(Stored data)

<<<<

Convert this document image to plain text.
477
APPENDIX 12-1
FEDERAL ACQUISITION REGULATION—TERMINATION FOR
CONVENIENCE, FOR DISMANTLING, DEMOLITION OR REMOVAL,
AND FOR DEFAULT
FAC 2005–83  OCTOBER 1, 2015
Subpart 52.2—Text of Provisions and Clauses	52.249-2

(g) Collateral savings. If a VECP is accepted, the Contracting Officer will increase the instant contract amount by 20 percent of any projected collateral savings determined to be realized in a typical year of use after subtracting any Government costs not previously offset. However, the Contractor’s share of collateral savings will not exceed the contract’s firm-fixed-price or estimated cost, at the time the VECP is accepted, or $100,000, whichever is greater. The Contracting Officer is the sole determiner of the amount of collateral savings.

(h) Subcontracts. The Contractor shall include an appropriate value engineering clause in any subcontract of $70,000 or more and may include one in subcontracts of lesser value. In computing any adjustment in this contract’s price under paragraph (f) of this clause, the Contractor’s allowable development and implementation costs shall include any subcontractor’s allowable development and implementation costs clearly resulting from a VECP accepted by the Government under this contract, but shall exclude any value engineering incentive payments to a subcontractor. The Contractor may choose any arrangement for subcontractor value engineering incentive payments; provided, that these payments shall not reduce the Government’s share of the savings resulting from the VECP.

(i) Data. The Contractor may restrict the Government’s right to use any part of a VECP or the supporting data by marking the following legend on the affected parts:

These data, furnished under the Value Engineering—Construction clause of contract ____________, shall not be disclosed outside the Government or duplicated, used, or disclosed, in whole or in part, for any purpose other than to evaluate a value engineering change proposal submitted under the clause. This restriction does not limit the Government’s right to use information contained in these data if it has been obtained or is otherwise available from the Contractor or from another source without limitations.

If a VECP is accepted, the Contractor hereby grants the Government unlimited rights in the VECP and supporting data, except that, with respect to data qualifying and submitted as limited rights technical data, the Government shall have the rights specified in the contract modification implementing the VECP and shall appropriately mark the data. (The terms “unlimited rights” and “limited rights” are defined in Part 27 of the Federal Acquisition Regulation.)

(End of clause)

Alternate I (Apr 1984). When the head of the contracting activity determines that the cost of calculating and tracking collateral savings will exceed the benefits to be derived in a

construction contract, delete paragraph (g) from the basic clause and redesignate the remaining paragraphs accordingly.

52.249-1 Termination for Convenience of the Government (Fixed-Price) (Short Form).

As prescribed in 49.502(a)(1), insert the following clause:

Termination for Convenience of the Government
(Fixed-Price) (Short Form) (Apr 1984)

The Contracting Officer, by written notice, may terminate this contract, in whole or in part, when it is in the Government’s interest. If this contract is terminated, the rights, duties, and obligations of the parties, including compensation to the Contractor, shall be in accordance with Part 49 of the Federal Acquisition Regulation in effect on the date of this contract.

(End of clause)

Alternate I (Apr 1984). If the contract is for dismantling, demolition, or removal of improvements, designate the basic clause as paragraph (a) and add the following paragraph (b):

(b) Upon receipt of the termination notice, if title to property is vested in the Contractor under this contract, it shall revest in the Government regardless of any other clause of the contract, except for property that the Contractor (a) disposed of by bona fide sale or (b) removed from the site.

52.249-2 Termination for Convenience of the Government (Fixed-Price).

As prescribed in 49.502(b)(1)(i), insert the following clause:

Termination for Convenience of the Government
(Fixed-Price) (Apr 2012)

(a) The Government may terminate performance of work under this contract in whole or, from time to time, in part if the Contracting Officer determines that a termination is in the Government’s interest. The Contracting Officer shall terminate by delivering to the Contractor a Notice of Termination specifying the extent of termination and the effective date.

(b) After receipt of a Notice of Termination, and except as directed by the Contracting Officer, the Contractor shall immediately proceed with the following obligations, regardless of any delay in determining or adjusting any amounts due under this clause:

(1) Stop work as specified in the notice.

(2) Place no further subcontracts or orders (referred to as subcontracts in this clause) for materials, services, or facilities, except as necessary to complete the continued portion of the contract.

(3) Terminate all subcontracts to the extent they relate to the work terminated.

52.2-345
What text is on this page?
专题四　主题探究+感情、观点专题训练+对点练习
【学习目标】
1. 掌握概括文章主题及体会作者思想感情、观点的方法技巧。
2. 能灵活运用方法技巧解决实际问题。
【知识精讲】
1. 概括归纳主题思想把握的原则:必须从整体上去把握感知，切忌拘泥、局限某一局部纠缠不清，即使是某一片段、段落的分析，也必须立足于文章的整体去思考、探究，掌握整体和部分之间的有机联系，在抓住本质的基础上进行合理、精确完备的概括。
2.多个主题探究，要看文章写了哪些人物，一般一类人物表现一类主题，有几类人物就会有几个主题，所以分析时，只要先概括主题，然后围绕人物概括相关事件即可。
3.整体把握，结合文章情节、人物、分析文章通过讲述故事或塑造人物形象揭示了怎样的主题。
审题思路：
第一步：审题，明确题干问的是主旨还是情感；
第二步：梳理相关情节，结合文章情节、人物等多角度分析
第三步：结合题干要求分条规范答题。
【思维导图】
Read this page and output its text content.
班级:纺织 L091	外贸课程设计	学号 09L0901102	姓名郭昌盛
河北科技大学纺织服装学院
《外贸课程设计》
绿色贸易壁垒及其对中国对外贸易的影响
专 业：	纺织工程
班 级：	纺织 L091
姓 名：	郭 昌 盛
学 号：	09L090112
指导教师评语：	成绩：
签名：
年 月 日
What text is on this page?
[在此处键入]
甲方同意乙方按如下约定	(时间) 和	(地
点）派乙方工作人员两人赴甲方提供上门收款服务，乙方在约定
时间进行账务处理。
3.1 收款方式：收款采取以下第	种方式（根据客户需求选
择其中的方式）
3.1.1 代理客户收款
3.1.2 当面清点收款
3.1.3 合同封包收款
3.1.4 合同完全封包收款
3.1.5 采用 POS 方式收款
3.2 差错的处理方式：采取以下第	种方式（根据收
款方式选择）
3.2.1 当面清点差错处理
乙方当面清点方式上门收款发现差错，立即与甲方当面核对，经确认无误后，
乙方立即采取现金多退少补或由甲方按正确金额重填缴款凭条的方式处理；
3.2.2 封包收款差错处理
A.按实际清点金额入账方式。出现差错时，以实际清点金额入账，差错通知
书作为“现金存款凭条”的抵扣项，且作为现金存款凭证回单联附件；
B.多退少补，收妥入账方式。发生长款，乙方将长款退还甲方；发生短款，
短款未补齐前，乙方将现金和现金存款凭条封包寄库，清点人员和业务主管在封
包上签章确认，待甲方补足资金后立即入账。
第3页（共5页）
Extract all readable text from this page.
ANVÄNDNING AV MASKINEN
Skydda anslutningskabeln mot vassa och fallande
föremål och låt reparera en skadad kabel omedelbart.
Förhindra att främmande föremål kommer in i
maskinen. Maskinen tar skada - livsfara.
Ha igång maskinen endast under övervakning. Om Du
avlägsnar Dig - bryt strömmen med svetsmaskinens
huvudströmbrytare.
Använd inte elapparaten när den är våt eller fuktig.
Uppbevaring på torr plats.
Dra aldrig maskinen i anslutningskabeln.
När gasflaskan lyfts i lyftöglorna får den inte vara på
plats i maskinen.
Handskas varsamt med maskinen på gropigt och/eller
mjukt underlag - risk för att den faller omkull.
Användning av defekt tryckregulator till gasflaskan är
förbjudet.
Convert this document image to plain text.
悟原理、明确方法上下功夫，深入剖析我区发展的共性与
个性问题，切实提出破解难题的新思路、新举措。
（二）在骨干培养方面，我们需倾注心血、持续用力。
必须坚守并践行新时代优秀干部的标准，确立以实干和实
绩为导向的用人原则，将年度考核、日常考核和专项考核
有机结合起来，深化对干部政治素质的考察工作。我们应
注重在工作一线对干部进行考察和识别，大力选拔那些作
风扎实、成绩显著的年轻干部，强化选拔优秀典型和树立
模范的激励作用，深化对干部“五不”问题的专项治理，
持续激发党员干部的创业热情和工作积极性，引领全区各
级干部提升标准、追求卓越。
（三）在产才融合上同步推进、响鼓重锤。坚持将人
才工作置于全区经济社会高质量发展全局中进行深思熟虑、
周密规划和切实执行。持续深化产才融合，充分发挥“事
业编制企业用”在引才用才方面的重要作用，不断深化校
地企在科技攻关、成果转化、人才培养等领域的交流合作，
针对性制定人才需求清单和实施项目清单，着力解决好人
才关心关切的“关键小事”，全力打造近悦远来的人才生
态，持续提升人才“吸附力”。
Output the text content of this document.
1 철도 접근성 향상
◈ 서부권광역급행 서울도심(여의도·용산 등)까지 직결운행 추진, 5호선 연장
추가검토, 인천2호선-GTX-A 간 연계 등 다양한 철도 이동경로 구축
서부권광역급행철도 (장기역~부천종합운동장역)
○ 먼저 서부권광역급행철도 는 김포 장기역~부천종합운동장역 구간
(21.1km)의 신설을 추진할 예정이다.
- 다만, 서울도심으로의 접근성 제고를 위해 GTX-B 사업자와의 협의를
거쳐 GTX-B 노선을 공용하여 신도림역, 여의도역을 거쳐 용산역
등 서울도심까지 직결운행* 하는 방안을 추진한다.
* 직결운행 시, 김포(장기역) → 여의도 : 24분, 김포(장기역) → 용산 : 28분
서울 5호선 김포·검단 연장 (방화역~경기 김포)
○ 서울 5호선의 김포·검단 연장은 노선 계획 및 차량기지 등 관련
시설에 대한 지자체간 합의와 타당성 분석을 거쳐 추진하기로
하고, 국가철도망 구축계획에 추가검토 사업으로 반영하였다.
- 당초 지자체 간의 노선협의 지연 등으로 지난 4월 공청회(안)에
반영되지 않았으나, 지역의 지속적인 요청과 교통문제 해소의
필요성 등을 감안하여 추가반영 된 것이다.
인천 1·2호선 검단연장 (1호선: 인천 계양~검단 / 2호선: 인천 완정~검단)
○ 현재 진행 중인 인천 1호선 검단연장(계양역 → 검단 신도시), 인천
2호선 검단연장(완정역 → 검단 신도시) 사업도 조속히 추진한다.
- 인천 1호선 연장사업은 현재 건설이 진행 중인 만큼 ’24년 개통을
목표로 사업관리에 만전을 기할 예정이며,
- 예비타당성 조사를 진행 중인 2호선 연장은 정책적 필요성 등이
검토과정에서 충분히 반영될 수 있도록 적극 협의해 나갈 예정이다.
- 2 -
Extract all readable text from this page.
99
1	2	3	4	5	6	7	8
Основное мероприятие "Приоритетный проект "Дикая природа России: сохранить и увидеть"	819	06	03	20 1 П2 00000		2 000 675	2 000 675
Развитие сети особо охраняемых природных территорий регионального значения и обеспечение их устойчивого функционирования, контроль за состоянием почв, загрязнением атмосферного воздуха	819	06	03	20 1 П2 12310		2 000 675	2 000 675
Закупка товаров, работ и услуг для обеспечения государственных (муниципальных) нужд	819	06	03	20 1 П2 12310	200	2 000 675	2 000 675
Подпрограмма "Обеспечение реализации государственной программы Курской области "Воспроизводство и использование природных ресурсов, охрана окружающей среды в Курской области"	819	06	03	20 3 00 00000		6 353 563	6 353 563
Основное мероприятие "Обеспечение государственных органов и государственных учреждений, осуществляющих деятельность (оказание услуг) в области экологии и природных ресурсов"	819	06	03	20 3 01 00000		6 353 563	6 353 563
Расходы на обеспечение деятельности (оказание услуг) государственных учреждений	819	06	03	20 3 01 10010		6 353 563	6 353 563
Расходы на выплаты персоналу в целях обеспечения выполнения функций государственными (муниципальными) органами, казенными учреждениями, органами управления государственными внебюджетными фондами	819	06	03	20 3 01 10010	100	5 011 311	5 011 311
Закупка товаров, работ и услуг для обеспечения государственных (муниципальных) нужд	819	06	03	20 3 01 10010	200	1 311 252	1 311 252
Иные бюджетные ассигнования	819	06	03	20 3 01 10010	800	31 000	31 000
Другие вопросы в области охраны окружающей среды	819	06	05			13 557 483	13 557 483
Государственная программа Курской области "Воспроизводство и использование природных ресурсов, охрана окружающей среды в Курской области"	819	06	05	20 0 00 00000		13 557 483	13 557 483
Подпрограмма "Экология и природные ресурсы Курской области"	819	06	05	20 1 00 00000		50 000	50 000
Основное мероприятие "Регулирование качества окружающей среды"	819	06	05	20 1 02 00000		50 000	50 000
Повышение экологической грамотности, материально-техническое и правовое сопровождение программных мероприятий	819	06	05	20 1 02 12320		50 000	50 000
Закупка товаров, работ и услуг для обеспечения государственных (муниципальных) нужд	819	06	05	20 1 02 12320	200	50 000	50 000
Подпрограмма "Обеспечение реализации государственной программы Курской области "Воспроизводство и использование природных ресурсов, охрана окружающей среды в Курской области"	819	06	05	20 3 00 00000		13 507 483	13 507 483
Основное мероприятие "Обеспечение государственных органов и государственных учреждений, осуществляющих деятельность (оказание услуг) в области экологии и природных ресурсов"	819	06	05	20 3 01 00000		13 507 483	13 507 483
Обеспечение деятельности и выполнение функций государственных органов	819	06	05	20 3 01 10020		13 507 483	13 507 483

>>>>

What is required.
Copy all lines above containing the string "insert".

In response.
As prescribed in 49.502(a)(1), insert the following clause:
As prescribed in 49.502(b)(1)(i), insert the following clause:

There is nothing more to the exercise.